• **REQUEST**: Wherever the word "hole" shows up in a line, please copy that line.

************

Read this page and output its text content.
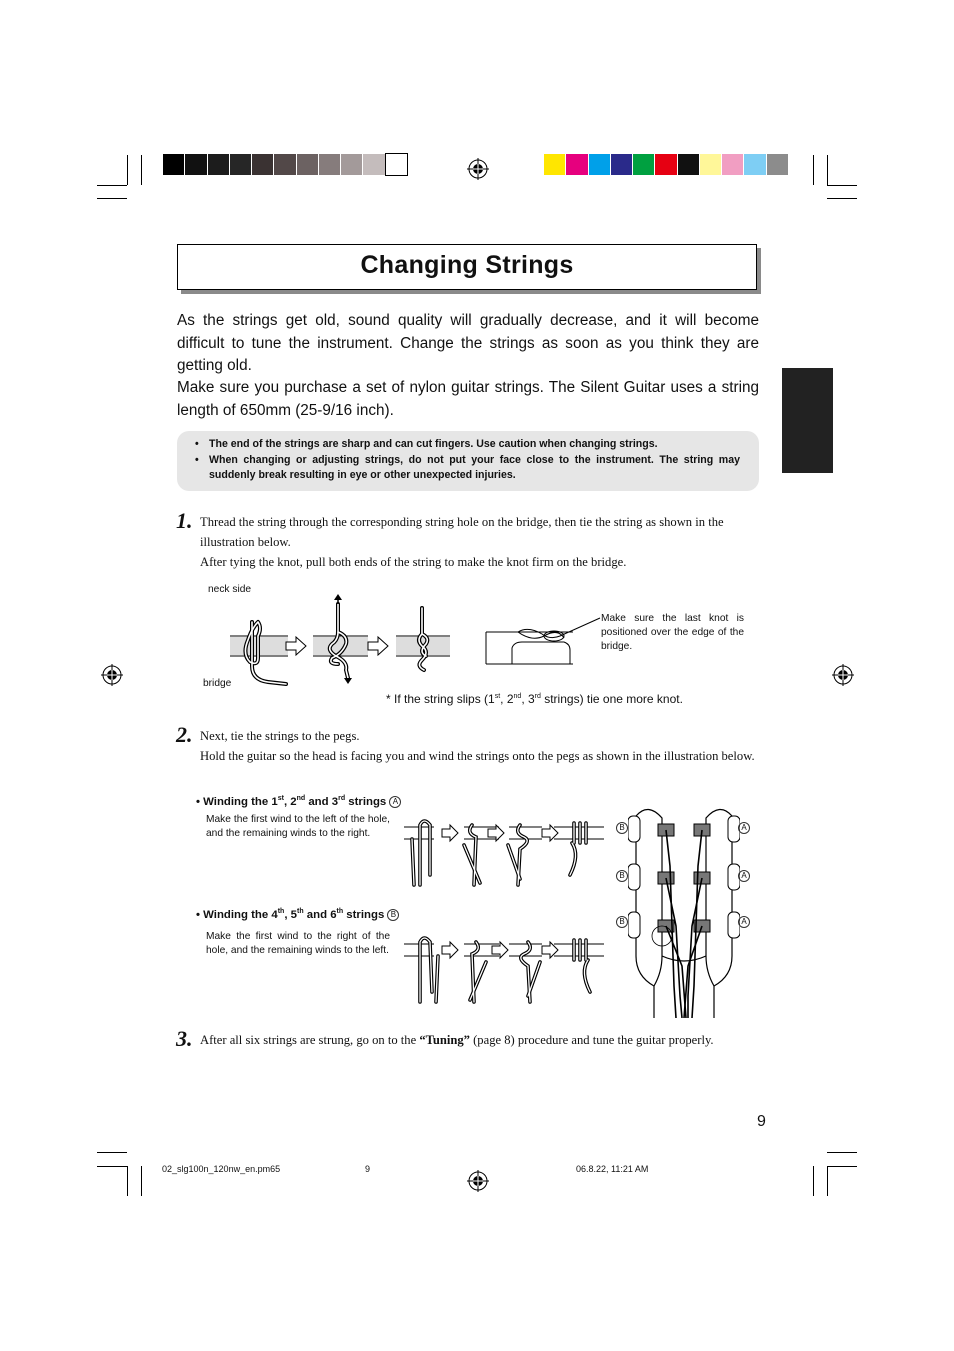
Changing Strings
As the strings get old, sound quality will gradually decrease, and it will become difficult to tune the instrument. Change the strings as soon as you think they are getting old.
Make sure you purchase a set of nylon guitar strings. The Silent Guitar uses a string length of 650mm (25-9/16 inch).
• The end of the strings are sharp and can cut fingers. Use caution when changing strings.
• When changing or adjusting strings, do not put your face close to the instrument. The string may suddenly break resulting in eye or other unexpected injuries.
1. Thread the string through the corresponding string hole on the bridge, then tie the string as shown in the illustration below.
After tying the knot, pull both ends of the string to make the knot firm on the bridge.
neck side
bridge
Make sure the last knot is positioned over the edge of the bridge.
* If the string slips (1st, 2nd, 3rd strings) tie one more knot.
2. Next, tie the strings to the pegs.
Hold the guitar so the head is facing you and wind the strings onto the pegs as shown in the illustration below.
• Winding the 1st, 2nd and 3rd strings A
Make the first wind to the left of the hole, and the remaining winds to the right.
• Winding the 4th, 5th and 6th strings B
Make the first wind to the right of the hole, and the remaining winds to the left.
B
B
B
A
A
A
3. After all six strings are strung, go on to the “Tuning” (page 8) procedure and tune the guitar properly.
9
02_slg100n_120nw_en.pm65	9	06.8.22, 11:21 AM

************

• **CORRECT RESULT**:
1. Thread the string through the corresponding string hole on the bridge, then tie the string as shown in the illustration below.
Make the first wind to the left of the hole, and the remaining winds to the right.
Make the first wind to the right of the hole, and the remaining winds to the left.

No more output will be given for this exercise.